Extract the lines that carry the string "concentration" from the listing.

> _Supplied records_:
————

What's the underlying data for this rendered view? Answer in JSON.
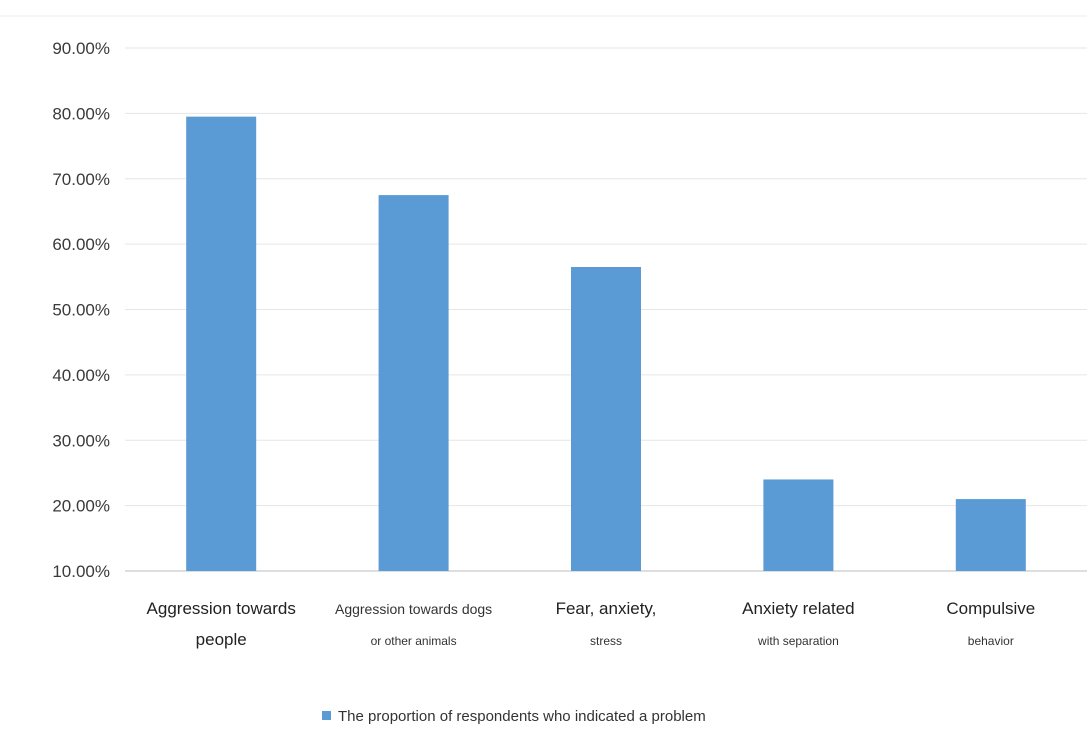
{
  "chart_data": {
    "type": "bar",
    "categories": [
      {
        "line1": "Aggression towards",
        "line2": "people",
        "line2_small": false
      },
      {
        "line1": "Aggression towards dogs",
        "line2": "or other animals",
        "line2_small": true,
        "line1_small": true
      },
      {
        "line1": "Fear, anxiety,",
        "line2": "stress",
        "line2_small": true
      },
      {
        "line1": "Anxiety related",
        "line2": "with separation",
        "line2_small": true
      },
      {
        "line1": "Compulsive",
        "line2": "behavior",
        "line2_small": true
      }
    ],
    "series": [
      {
        "name": "The proportion of respondents who indicated a problem",
        "values": [
          79.5,
          67.5,
          56.5,
          24.0,
          21.0
        ]
      }
    ],
    "yticks": [
      "10.00%",
      "20.00%",
      "30.00%",
      "40.00%",
      "50.00%",
      "60.00%",
      "70.00%",
      "80.00%",
      "90.00%"
    ],
    "ylim": [
      10,
      90
    ],
    "grid": true,
    "legend_position": "bottom",
    "colors": {
      "bar": "#5b9bd5",
      "grid": "#e6e6e6",
      "axis": "#d4d4d4"
    }
  }
}
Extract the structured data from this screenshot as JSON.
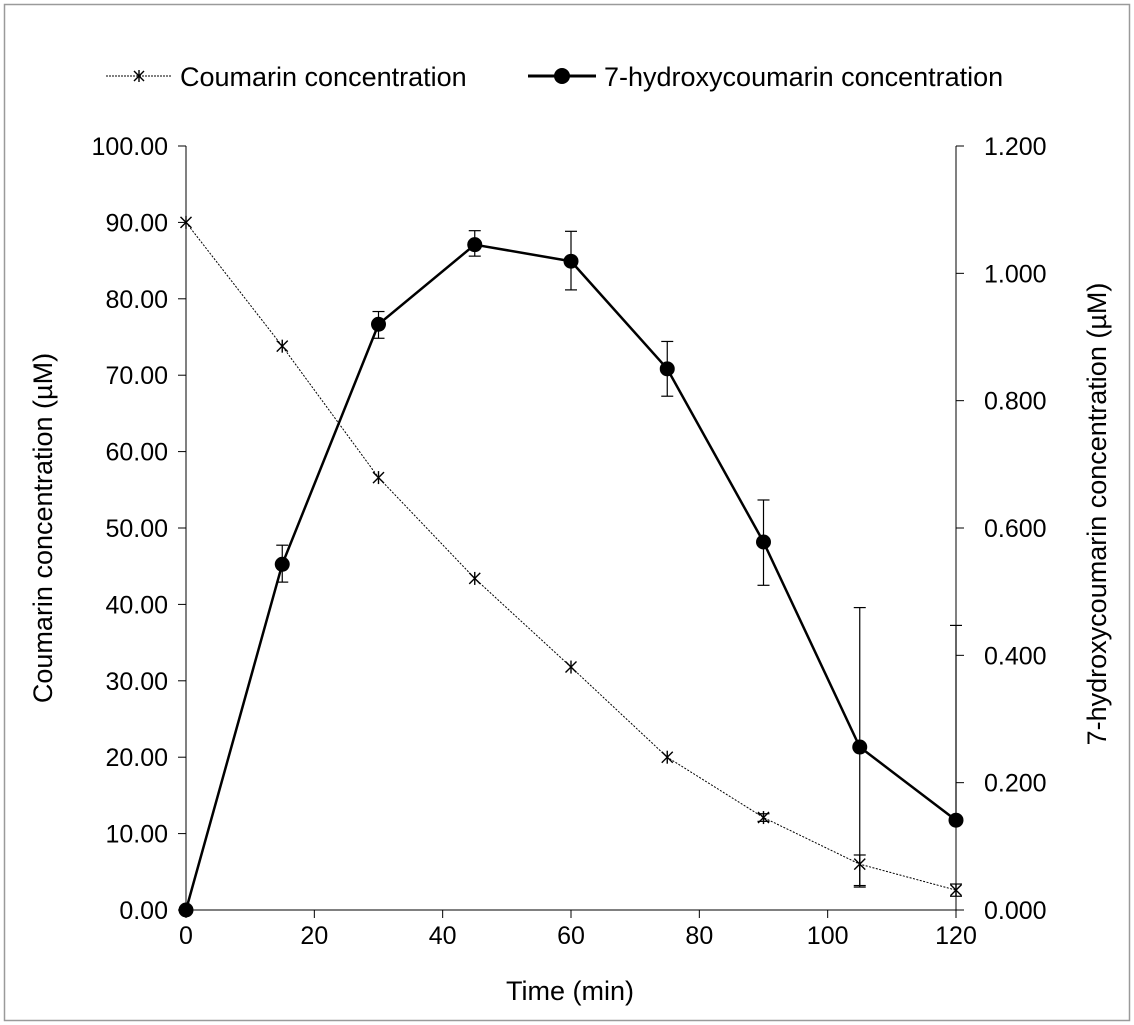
{
  "chart_data": {
    "type": "line",
    "x": [
      0,
      15,
      30,
      45,
      60,
      75,
      90,
      105,
      120
    ],
    "xlabel": "Time (min)",
    "xlim": [
      0,
      120
    ],
    "xticks": [
      "0",
      "20",
      "40",
      "60",
      "80",
      "100",
      "120"
    ],
    "ylabel": "Coumarin concentration (µM)",
    "ylim": [
      0,
      100
    ],
    "yticks": [
      "0.00",
      "10.00",
      "20.00",
      "30.00",
      "40.00",
      "50.00",
      "60.00",
      "70.00",
      "80.00",
      "90.00",
      "100.00"
    ],
    "y2label": "7-hydroxycoumarin concentration (µM)",
    "y2lim": [
      0,
      1.2
    ],
    "y2ticks": [
      "0.000",
      "0.200",
      "0.400",
      "0.600",
      "0.800",
      "1.000",
      "1.200"
    ],
    "legend_position": "top",
    "grid": false,
    "series": [
      {
        "name": "Coumarin concentration",
        "axis": "left",
        "marker": "asterisk",
        "line_style": "dotted-thin",
        "color": "#000000",
        "values": [
          90.0,
          73.8,
          56.6,
          43.4,
          31.8,
          20.0,
          12.1,
          6.0,
          2.6
        ],
        "err_low": [
          0,
          0,
          0,
          0,
          0,
          0,
          0.5,
          2.8,
          0.8
        ],
        "err_high": [
          0,
          0,
          0,
          0,
          0,
          0,
          0.5,
          1.2,
          0.8
        ]
      },
      {
        "name": "7-hydroxycoumarin concentration",
        "axis": "right",
        "marker": "filled-circle",
        "line_style": "solid-thick",
        "color": "#000000",
        "values": [
          0.0,
          0.543,
          0.92,
          1.045,
          1.019,
          0.85,
          0.578,
          0.256,
          0.141
        ],
        "err_low": [
          0,
          0.028,
          0.022,
          0.018,
          0.045,
          0.043,
          0.068,
          0.22,
          0
        ],
        "err_high": [
          0,
          0.03,
          0.02,
          0.022,
          0.047,
          0.043,
          0.066,
          0.219,
          0.306
        ]
      }
    ]
  }
}
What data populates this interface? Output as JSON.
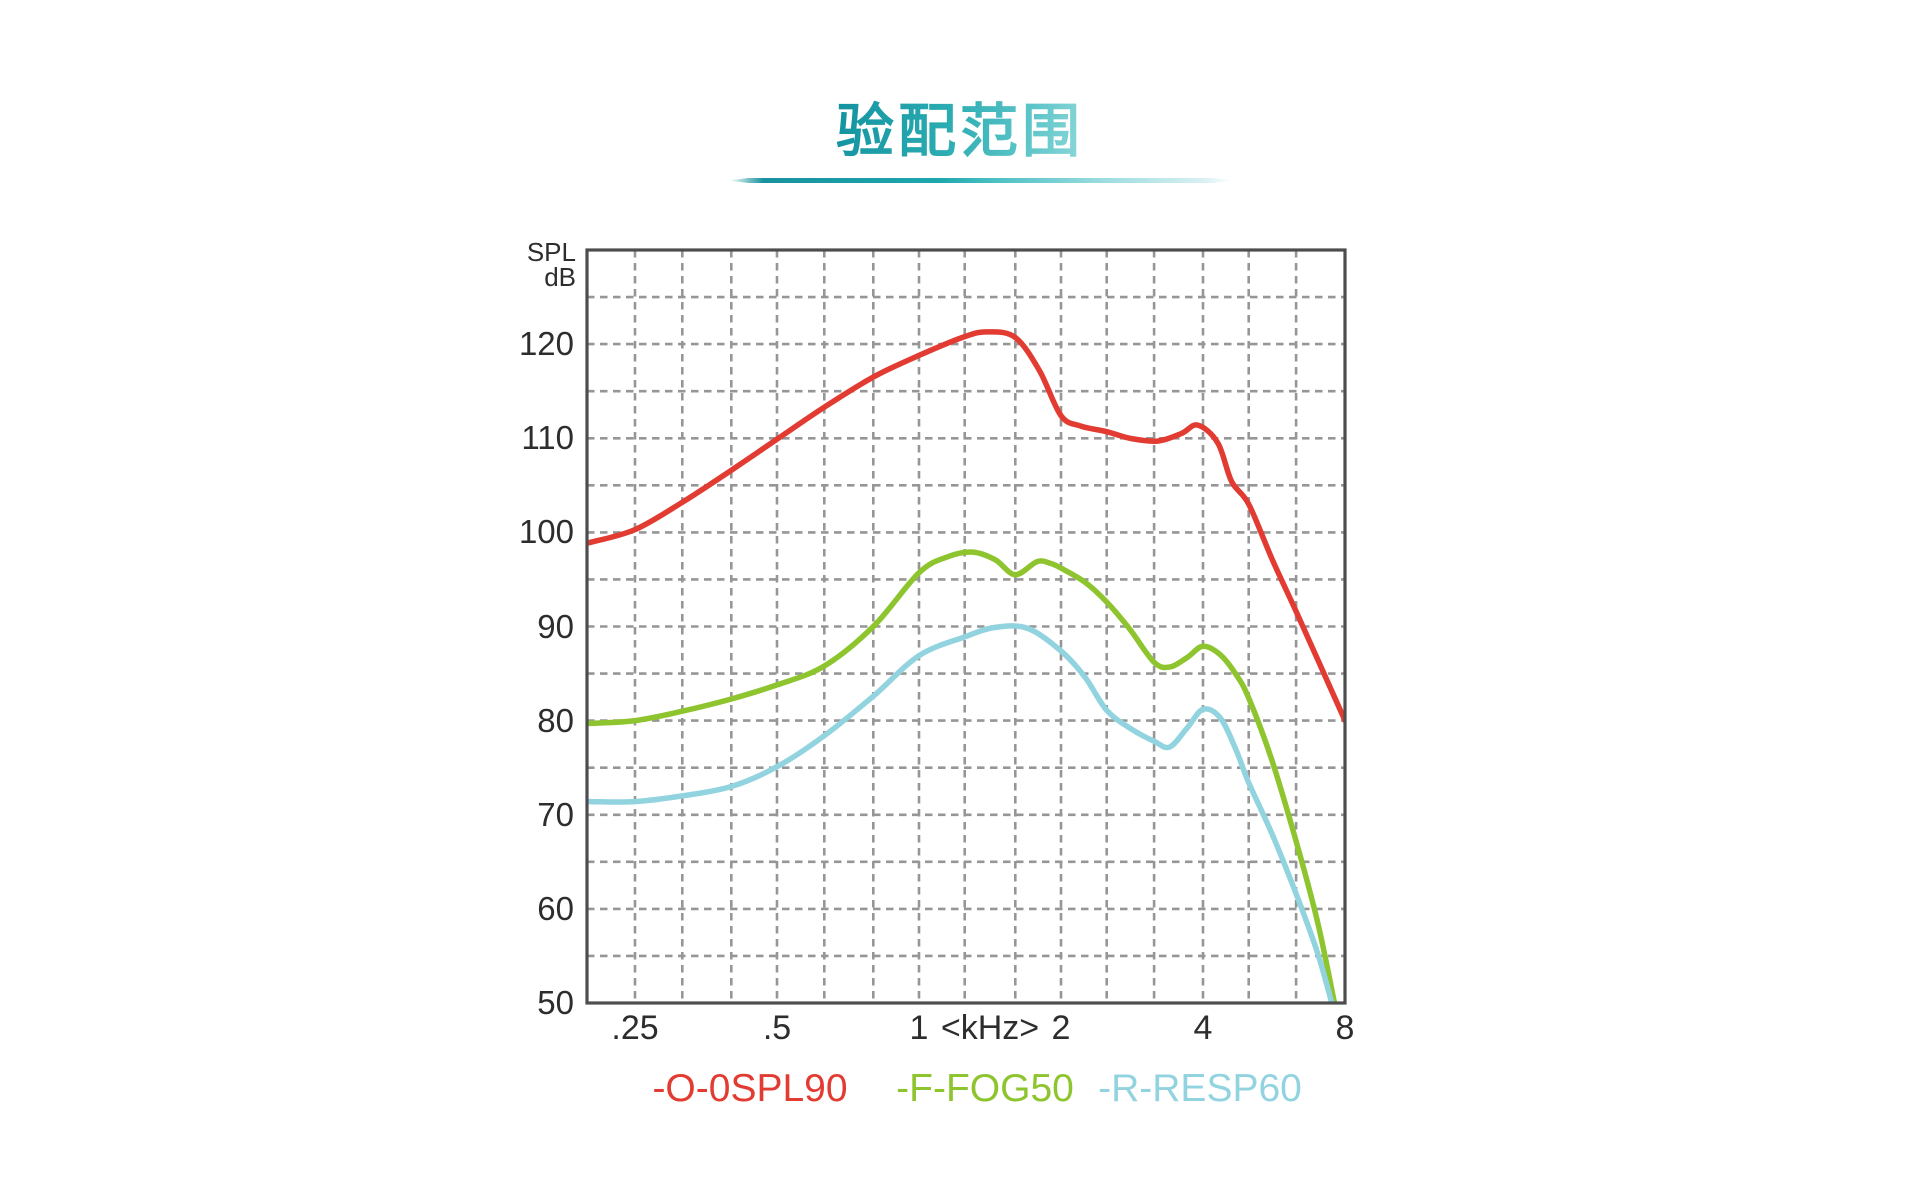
{
  "title": {
    "text": "验配范围",
    "color_start": "#13929f",
    "color_end": "#8fd8da"
  },
  "axis": {
    "y_unit_line1": "SPL",
    "y_unit_line2": "dB",
    "x_unit": "<kHz>"
  },
  "legend": [
    {
      "label": "-O-0SPL90",
      "color": "#e23b32"
    },
    {
      "label": "-F-FOG50",
      "color": "#8ec52f"
    },
    {
      "label": "-R-RESP60",
      "color": "#92d3e0"
    }
  ],
  "grid": {
    "border_color": "#4d4d4d",
    "line_color": "#969696",
    "dash": [
      7.5,
      5.5
    ],
    "plot_background": "#ffffff"
  },
  "chart_data": {
    "type": "line",
    "title": "验配范围",
    "x_axis": {
      "unit": "kHz",
      "scale": "log2",
      "range_khz": [
        0.2,
        8
      ],
      "ticks": [
        {
          "label": ".25",
          "khz": 0.25
        },
        {
          "label": ".5",
          "khz": 0.5
        },
        {
          "label": "1",
          "khz": 1
        },
        {
          "label": "2",
          "khz": 2
        },
        {
          "label": "4",
          "khz": 4
        },
        {
          "label": "8",
          "khz": 8
        }
      ],
      "gridlines_khz": [
        0.25,
        0.315,
        0.4,
        0.5,
        0.63,
        0.8,
        1,
        1.25,
        1.6,
        2,
        2.5,
        3.15,
        4,
        5,
        6.3
      ]
    },
    "y_axis": {
      "label": "SPL dB",
      "range_db": [
        50,
        130
      ],
      "ticks": [
        120,
        110,
        100,
        90,
        80,
        70,
        60,
        50
      ],
      "gridline_step_db": 5
    },
    "grid_on": true,
    "legend_position": "bottom",
    "series": [
      {
        "name": "-O-0SPL90",
        "color": "#e23b32",
        "points_khz_db": [
          [
            0.2,
            98.9
          ],
          [
            0.25,
            100.3
          ],
          [
            0.315,
            103.2
          ],
          [
            0.4,
            106.6
          ],
          [
            0.5,
            109.9
          ],
          [
            0.63,
            113.3
          ],
          [
            0.8,
            116.5
          ],
          [
            1.0,
            118.8
          ],
          [
            1.25,
            120.8
          ],
          [
            1.4,
            121.3
          ],
          [
            1.6,
            120.7
          ],
          [
            1.8,
            117.2
          ],
          [
            2.0,
            112.4
          ],
          [
            2.2,
            111.3
          ],
          [
            2.5,
            110.7
          ],
          [
            2.8,
            110.0
          ],
          [
            3.2,
            109.7
          ],
          [
            3.6,
            110.5
          ],
          [
            3.9,
            111.4
          ],
          [
            4.3,
            109.5
          ],
          [
            4.6,
            105.4
          ],
          [
            5.0,
            103.0
          ],
          [
            5.6,
            97.2
          ],
          [
            6.3,
            91.6
          ],
          [
            7.1,
            85.8
          ],
          [
            8.0,
            80.0
          ]
        ]
      },
      {
        "name": "-F-FOG50",
        "color": "#8ec52f",
        "points_khz_db": [
          [
            0.2,
            79.7
          ],
          [
            0.25,
            80.0
          ],
          [
            0.315,
            81.0
          ],
          [
            0.4,
            82.3
          ],
          [
            0.5,
            83.8
          ],
          [
            0.63,
            85.8
          ],
          [
            0.8,
            90.0
          ],
          [
            1.0,
            95.7
          ],
          [
            1.15,
            97.4
          ],
          [
            1.3,
            97.9
          ],
          [
            1.45,
            97.1
          ],
          [
            1.6,
            95.5
          ],
          [
            1.78,
            96.9
          ],
          [
            1.9,
            96.7
          ],
          [
            2.0,
            96.2
          ],
          [
            2.25,
            94.7
          ],
          [
            2.5,
            92.6
          ],
          [
            2.8,
            89.7
          ],
          [
            3.15,
            86.2
          ],
          [
            3.4,
            85.7
          ],
          [
            3.7,
            86.7
          ],
          [
            4.0,
            87.9
          ],
          [
            4.35,
            87.0
          ],
          [
            4.7,
            84.9
          ],
          [
            5.0,
            82.4
          ],
          [
            5.6,
            75.8
          ],
          [
            6.3,
            67.2
          ],
          [
            7.0,
            58.6
          ],
          [
            7.6,
            50.0
          ]
        ]
      },
      {
        "name": "-R-RESP60",
        "color": "#92d3e0",
        "points_khz_db": [
          [
            0.2,
            71.4
          ],
          [
            0.25,
            71.4
          ],
          [
            0.315,
            72.0
          ],
          [
            0.4,
            73.0
          ],
          [
            0.5,
            75.1
          ],
          [
            0.63,
            78.4
          ],
          [
            0.8,
            82.6
          ],
          [
            1.0,
            86.9
          ],
          [
            1.25,
            88.9
          ],
          [
            1.45,
            89.9
          ],
          [
            1.7,
            89.8
          ],
          [
            2.0,
            87.4
          ],
          [
            2.25,
            84.6
          ],
          [
            2.5,
            81.1
          ],
          [
            2.8,
            79.2
          ],
          [
            3.15,
            77.8
          ],
          [
            3.4,
            77.2
          ],
          [
            3.7,
            79.2
          ],
          [
            4.0,
            81.2
          ],
          [
            4.35,
            80.3
          ],
          [
            4.7,
            76.9
          ],
          [
            5.0,
            73.4
          ],
          [
            5.6,
            68.0
          ],
          [
            6.3,
            61.6
          ],
          [
            7.0,
            55.3
          ],
          [
            7.5,
            50.0
          ]
        ]
      }
    ]
  }
}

————

> _Solution to the problem_:
    "ylabel": "Coumarin concentration (µM)",
    "y2label": "7-hydroxycoumarin concentration (µM)",
        "name": "Coumarin concentration",
        "name": "7-hydroxycoumarin concentration",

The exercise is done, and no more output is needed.